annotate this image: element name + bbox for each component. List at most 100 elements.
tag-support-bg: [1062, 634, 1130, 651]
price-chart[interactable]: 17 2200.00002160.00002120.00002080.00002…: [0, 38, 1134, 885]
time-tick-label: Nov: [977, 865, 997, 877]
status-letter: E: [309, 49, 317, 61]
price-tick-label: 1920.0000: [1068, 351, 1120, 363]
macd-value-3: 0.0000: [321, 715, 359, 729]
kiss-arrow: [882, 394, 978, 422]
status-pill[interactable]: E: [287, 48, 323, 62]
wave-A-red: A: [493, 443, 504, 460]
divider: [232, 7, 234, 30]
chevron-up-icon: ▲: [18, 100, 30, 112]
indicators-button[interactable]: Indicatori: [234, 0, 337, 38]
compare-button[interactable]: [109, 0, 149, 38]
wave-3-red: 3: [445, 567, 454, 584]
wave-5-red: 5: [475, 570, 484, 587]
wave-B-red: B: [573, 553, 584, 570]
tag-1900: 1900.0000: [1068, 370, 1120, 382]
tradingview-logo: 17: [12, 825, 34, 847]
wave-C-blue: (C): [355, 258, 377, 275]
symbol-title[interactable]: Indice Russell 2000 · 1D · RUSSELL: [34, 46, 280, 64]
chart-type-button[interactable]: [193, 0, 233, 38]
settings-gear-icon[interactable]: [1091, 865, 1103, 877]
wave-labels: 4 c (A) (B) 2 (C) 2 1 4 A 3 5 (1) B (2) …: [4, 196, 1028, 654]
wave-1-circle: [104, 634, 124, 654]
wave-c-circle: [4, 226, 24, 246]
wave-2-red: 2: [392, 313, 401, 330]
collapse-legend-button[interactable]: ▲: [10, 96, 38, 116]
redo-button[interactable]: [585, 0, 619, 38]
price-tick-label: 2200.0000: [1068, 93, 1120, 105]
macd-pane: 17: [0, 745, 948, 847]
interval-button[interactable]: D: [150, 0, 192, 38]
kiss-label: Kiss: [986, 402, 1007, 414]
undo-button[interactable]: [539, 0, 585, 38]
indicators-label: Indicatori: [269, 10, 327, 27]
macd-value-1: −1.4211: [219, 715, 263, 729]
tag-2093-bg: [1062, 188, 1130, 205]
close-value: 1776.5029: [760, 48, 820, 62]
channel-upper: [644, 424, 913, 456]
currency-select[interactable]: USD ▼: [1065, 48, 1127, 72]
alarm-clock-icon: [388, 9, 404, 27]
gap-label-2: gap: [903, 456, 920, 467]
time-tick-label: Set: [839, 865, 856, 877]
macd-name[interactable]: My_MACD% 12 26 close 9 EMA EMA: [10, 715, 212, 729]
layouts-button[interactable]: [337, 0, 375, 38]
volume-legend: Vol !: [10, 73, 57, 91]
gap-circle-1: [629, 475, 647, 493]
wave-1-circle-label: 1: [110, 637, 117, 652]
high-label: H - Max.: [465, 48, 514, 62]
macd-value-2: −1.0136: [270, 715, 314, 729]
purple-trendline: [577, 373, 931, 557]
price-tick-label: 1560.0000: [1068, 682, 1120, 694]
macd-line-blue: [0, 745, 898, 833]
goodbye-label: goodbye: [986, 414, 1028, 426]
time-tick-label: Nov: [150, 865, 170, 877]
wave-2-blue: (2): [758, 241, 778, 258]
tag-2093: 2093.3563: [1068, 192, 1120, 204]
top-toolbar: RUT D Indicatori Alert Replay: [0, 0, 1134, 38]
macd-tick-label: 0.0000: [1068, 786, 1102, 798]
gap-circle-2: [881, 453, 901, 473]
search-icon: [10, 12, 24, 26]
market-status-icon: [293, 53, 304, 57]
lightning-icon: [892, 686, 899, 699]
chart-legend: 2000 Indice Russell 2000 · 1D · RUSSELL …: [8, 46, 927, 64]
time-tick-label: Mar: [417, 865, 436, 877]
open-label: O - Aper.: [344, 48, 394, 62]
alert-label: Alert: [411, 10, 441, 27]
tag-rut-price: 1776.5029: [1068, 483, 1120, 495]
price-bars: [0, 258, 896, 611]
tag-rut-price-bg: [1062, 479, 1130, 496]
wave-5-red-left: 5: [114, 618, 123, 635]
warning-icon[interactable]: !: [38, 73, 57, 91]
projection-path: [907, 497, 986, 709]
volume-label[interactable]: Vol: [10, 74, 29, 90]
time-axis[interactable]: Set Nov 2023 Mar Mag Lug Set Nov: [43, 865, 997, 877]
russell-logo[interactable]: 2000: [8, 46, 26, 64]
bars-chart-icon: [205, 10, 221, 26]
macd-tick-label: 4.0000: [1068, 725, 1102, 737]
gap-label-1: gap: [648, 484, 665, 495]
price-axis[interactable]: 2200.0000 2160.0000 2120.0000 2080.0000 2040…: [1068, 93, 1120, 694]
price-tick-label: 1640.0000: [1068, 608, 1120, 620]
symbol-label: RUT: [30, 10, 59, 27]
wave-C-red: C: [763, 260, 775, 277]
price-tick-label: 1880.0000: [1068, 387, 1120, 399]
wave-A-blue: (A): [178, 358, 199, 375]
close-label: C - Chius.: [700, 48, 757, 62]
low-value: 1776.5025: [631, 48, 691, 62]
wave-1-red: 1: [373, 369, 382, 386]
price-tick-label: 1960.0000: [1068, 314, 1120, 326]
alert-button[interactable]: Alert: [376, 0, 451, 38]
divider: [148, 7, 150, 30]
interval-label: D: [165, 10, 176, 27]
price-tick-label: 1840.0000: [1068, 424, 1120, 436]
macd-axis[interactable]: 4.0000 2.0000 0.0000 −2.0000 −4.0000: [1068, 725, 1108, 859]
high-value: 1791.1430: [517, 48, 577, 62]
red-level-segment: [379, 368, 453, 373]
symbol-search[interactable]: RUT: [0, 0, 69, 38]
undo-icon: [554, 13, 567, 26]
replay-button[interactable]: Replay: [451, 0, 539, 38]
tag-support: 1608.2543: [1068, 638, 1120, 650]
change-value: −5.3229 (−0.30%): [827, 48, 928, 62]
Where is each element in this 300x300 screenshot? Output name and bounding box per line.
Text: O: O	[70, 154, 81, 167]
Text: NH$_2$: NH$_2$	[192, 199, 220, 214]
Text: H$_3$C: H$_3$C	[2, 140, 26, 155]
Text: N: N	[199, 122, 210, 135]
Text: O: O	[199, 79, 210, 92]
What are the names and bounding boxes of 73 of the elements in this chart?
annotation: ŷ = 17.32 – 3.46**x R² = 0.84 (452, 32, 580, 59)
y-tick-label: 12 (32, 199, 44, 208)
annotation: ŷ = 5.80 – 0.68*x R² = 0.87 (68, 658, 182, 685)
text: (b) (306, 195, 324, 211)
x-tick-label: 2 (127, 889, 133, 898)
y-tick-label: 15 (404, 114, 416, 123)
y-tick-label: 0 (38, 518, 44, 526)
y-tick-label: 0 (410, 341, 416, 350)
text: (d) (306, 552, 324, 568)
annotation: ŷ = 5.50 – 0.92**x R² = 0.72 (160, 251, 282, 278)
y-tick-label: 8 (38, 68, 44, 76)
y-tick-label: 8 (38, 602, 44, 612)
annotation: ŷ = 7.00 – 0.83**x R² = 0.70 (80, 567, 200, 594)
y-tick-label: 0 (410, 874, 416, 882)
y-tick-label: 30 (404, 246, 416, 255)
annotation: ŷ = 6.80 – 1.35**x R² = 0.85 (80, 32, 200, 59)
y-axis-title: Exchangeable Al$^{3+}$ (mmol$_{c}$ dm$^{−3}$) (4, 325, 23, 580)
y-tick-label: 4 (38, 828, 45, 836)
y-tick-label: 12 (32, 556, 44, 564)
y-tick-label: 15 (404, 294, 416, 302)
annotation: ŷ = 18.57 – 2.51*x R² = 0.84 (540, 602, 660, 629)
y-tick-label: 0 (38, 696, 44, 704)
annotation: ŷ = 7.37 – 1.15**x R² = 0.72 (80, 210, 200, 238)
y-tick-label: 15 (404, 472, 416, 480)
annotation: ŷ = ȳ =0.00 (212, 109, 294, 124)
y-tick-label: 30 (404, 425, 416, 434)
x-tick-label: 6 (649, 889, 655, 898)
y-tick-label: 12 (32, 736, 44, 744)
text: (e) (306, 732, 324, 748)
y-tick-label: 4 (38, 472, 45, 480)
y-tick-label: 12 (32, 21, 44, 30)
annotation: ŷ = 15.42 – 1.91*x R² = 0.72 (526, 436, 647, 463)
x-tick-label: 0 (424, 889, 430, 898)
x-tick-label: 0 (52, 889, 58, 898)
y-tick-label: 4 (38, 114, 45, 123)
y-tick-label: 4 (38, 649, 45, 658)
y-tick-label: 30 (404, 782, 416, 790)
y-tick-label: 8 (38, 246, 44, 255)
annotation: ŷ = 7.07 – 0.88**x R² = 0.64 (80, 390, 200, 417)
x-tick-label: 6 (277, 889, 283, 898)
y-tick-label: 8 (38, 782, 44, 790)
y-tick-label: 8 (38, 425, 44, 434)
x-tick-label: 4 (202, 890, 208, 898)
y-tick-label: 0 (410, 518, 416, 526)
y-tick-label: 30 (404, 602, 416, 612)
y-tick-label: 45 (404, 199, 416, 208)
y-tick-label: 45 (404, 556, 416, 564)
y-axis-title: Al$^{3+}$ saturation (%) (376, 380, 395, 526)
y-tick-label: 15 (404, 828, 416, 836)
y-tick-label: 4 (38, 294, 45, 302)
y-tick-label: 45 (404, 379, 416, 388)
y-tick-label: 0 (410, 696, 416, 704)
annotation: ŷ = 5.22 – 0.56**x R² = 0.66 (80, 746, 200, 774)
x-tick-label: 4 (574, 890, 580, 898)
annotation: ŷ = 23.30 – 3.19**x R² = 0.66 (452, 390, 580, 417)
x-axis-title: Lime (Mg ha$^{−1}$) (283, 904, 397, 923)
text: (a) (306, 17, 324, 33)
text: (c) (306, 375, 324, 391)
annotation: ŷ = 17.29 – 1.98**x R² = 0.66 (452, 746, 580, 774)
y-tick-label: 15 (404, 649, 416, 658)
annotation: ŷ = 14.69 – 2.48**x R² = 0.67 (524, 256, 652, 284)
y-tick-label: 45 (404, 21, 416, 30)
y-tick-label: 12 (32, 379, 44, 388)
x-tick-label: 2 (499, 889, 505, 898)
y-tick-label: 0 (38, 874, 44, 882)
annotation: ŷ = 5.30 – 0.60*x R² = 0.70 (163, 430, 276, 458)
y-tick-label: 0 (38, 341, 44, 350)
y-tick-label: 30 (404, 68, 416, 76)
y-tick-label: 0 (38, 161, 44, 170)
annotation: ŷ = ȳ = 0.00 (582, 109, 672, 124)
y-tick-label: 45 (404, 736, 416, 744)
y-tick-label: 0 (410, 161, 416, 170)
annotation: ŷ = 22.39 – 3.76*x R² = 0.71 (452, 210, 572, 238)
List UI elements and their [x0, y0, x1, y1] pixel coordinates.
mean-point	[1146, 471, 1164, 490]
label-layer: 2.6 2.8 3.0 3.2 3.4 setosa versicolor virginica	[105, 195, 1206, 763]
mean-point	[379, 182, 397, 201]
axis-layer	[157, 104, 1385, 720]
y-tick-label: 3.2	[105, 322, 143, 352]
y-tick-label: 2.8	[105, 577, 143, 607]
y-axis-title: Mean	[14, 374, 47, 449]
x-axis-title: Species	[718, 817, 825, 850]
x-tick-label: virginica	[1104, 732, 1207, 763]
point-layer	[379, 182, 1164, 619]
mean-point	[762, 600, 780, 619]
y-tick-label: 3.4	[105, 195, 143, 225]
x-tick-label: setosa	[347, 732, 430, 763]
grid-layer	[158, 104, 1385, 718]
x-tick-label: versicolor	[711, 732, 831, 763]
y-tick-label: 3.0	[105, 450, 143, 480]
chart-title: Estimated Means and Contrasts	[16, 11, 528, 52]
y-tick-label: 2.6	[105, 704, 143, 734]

◆ PROBLEM REQUIREMENTS:
List each line above that contains the string "interval".

◆ ANSWER TO THE PROBLEM:
interval-button[interactable]: D: [150, 0, 192, 38]
interval-label: D: [165, 10, 176, 27]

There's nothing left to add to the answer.